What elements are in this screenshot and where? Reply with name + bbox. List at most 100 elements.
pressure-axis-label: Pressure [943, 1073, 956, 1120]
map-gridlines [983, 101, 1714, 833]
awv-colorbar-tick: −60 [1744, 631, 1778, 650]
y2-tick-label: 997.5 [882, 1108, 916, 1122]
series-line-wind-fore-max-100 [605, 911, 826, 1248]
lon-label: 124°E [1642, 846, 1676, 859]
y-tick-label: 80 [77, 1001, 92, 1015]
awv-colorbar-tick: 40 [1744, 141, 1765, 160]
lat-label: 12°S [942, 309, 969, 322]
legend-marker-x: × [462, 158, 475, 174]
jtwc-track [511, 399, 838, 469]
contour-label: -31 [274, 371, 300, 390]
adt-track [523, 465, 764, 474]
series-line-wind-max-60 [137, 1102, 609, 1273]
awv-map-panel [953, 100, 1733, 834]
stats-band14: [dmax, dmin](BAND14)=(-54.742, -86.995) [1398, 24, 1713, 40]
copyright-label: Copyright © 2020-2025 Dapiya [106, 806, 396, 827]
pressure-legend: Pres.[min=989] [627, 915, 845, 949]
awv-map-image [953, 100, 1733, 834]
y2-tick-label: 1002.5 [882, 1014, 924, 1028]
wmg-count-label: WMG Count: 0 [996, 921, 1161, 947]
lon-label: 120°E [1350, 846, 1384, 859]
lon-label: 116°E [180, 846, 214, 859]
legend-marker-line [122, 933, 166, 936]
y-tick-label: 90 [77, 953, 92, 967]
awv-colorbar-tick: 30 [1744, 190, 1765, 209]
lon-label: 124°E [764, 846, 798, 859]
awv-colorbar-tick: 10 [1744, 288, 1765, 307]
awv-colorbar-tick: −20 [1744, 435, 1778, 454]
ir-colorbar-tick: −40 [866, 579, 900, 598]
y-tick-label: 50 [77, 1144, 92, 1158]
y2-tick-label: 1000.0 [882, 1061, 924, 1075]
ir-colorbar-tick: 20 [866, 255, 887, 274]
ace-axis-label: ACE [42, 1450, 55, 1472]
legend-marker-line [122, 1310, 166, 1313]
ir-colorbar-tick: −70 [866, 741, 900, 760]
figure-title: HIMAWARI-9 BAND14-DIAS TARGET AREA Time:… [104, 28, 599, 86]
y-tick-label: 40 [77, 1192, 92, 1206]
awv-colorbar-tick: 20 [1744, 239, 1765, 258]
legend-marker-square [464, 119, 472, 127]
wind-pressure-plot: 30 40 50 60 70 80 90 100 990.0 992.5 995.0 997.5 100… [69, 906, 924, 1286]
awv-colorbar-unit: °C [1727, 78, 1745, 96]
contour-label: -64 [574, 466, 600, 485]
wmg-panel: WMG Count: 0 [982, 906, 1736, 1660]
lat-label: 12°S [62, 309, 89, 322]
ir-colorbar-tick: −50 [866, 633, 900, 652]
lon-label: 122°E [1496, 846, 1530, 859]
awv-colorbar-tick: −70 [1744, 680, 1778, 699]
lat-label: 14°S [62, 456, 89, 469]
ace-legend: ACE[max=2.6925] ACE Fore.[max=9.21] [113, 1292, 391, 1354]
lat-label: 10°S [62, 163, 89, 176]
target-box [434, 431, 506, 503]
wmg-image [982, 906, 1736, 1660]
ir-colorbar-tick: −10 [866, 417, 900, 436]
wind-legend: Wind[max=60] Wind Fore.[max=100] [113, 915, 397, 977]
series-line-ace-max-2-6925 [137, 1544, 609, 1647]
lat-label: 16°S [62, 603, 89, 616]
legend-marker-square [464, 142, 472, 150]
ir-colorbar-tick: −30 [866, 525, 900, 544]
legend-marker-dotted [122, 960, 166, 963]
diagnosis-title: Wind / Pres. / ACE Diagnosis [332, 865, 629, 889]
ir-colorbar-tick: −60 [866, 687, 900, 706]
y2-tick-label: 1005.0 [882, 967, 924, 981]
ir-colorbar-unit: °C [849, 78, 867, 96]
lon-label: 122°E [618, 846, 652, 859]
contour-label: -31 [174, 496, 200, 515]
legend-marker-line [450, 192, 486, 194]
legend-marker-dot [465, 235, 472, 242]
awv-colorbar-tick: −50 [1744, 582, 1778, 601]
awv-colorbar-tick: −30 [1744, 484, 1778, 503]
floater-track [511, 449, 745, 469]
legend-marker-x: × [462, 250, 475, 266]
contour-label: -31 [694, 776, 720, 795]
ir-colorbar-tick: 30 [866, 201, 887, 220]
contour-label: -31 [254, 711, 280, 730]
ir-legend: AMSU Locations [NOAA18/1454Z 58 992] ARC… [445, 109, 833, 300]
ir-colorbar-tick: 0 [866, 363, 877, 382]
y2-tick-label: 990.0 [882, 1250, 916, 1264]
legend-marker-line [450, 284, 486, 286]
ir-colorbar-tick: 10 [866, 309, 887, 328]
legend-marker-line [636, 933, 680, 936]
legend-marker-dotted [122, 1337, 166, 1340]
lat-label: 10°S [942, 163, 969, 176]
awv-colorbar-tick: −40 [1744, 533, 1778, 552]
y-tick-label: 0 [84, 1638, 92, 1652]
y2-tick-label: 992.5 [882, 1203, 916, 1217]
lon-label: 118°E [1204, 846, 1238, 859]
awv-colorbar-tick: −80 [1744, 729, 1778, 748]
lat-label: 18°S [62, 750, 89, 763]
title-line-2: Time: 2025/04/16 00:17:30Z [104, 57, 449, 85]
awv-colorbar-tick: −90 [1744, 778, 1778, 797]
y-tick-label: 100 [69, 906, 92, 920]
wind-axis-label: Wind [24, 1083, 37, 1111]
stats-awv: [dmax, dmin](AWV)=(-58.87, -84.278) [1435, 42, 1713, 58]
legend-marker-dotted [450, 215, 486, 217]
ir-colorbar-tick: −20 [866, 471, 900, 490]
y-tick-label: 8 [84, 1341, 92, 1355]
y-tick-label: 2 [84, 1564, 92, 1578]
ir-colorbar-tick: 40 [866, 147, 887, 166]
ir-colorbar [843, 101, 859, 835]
* * * * * * * * *
Task description | Which lines in the items above contain the string "panel"? Report each of those lines in full.

Written reply |
awv-map-panel [953, 100, 1733, 834]
wmg-panel: WMG Count: 0 [982, 906, 1736, 1660]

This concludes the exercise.